**Objective**:
Across the entries below, how many lines contain the string "name"? Give only the count.

— START Given records —

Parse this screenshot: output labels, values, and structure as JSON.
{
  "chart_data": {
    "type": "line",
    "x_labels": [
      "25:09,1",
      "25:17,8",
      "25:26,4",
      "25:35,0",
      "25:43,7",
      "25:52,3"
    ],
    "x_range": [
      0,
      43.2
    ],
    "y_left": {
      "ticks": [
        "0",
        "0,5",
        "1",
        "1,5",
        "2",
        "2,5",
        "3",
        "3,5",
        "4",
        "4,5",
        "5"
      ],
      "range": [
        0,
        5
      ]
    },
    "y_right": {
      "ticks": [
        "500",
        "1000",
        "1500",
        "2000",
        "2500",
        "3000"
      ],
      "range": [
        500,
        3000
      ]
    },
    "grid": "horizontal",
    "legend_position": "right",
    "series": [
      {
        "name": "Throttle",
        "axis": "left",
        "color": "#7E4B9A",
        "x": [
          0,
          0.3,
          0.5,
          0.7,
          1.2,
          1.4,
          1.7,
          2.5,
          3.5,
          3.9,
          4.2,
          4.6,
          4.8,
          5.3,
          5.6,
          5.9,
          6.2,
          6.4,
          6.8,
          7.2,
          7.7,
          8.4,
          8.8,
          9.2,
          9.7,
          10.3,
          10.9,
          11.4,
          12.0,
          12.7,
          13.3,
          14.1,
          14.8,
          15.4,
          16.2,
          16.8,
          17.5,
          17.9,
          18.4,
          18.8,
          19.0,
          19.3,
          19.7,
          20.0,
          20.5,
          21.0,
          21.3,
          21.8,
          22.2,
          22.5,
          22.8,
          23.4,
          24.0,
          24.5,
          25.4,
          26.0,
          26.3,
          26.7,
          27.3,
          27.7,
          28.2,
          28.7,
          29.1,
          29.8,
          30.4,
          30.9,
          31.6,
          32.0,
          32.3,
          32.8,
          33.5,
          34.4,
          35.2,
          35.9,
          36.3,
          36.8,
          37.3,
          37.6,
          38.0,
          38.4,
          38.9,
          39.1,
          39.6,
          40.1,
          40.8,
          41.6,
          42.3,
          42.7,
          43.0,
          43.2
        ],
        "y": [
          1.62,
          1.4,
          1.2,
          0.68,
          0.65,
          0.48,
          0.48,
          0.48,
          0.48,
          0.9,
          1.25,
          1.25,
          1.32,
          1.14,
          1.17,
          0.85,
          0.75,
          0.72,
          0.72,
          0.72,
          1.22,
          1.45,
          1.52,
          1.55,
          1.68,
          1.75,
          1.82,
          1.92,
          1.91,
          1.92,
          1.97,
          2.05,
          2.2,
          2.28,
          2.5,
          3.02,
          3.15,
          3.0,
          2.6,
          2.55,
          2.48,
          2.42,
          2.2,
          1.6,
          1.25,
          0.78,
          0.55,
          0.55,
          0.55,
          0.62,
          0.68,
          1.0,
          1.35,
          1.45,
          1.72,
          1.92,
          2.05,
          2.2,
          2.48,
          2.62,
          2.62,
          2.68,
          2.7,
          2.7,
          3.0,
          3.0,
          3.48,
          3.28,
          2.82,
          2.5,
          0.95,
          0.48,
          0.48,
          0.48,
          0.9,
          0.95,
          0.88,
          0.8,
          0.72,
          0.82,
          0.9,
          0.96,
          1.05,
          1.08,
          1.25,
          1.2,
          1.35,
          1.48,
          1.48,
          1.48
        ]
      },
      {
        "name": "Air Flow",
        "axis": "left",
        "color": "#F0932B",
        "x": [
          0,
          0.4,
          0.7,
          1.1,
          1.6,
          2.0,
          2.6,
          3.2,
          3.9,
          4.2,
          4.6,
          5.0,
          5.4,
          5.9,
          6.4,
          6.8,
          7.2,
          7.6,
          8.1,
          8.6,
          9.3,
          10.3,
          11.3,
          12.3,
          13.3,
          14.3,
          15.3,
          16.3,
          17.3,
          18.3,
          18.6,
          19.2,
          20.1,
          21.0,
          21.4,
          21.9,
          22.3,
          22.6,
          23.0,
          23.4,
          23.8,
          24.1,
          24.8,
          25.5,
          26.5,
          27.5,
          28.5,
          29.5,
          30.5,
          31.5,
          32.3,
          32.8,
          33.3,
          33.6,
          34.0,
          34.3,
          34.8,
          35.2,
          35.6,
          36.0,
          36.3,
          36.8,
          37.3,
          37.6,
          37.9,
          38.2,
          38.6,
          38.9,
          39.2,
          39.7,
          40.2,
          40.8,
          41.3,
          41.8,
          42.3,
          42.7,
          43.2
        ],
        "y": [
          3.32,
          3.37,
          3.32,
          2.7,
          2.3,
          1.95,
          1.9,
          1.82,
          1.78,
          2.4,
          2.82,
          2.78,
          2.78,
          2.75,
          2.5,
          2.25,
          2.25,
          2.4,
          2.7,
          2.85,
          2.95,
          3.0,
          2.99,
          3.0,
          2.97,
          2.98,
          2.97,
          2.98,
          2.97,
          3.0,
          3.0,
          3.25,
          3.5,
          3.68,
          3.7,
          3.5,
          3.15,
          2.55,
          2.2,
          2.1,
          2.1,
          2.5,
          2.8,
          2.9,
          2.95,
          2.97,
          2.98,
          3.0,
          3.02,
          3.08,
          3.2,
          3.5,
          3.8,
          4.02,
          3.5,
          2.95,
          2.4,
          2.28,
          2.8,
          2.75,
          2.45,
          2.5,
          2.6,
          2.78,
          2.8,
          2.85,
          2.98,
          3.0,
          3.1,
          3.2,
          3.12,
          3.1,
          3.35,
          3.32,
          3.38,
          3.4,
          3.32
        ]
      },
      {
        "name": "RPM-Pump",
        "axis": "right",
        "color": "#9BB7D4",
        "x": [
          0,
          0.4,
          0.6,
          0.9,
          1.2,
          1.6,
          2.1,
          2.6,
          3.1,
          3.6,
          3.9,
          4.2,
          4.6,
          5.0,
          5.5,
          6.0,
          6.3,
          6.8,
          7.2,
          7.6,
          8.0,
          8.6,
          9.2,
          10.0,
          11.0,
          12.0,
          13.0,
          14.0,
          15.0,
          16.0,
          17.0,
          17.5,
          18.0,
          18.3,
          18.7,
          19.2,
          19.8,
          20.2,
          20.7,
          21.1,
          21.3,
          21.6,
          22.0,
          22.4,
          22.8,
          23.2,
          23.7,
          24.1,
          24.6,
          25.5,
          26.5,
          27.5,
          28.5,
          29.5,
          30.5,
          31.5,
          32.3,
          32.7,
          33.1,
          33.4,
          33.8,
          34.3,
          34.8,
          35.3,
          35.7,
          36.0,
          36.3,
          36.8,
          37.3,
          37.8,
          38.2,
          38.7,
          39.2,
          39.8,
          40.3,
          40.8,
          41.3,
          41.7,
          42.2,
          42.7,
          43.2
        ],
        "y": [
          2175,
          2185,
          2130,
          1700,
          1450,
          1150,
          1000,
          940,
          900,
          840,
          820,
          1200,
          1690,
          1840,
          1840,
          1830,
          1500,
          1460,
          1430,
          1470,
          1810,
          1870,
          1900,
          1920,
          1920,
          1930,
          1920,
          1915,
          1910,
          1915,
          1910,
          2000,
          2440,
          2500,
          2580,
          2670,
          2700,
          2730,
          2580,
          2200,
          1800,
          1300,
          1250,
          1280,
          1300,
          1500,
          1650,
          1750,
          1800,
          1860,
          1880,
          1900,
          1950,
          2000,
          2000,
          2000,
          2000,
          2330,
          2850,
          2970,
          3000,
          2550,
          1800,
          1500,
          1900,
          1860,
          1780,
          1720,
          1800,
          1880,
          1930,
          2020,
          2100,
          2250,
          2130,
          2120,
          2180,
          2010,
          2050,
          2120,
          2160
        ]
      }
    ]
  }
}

— END Given records —

**Result of this exercise**:
3